**What the task requires:**
Quote only the lines from the line containing "What's the underlying" to the line containing "Extract the chart's", with both of those lines included, please, exactly as written.

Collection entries
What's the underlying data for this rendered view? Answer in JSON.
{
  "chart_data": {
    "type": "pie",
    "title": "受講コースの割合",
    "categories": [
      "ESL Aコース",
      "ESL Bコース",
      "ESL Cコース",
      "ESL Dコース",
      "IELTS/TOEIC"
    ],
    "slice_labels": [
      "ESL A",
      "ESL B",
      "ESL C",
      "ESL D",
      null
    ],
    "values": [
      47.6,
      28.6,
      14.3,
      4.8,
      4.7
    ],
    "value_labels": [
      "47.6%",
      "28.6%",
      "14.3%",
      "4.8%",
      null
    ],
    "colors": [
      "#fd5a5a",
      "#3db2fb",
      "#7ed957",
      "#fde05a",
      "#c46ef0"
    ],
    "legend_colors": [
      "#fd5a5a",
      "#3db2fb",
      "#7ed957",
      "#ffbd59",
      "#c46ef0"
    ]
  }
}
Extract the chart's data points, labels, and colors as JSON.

---

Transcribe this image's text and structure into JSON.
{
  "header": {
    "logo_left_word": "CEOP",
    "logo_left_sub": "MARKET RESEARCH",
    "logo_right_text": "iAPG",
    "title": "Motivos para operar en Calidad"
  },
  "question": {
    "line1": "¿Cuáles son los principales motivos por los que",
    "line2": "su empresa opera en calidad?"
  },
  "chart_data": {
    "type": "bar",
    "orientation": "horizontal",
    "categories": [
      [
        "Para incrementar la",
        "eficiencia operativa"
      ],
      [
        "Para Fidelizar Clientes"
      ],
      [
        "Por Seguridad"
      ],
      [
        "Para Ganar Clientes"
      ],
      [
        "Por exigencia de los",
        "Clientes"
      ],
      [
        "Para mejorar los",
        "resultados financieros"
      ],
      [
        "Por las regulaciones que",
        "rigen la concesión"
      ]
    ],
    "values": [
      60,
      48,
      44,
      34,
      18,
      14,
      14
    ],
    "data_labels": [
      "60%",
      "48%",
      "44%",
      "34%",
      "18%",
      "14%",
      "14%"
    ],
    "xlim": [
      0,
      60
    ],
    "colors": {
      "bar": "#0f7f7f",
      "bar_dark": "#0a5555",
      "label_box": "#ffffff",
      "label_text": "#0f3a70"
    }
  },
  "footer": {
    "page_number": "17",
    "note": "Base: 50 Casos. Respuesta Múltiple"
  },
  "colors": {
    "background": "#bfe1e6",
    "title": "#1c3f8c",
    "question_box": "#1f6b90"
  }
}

**Response for this exercise:**
What's the underlying data for this rendered view? Answer in JSON.
{
  "chart_data": {
    "type": "pie",
    "title": "受講コースの割合",
    "categories": [
      "ESL Aコース",
      "ESL Bコース",
      "ESL Cコース",
      "ESL Dコース",
      "IELTS/TOEIC"
    ],
    "slice_labels": [
      "ESL A",
      "ESL B",
      "ESL C",
      "ESL D",
      null
    ],
    "values": [
      47.6,
      28.6,
      14.3,
      4.8,
      4.7
    ],
    "value_labels": [
      "47.6%",
      "28.6%",
      "14.3%",
      "4.8%",
      null
    ],
    "colors": [
      "#fd5a5a",
      "#3db2fb",
      "#7ed957",
      "#fde05a",
      "#c46ef0"
    ],
    "legend_colors": [
      "#fd5a5a",
      "#3db2fb",
      "#7ed957",
      "#ffbd59",
      "#c46ef0"
    ]
  }
}
Extract the chart's data points, labels, and colors as JSON.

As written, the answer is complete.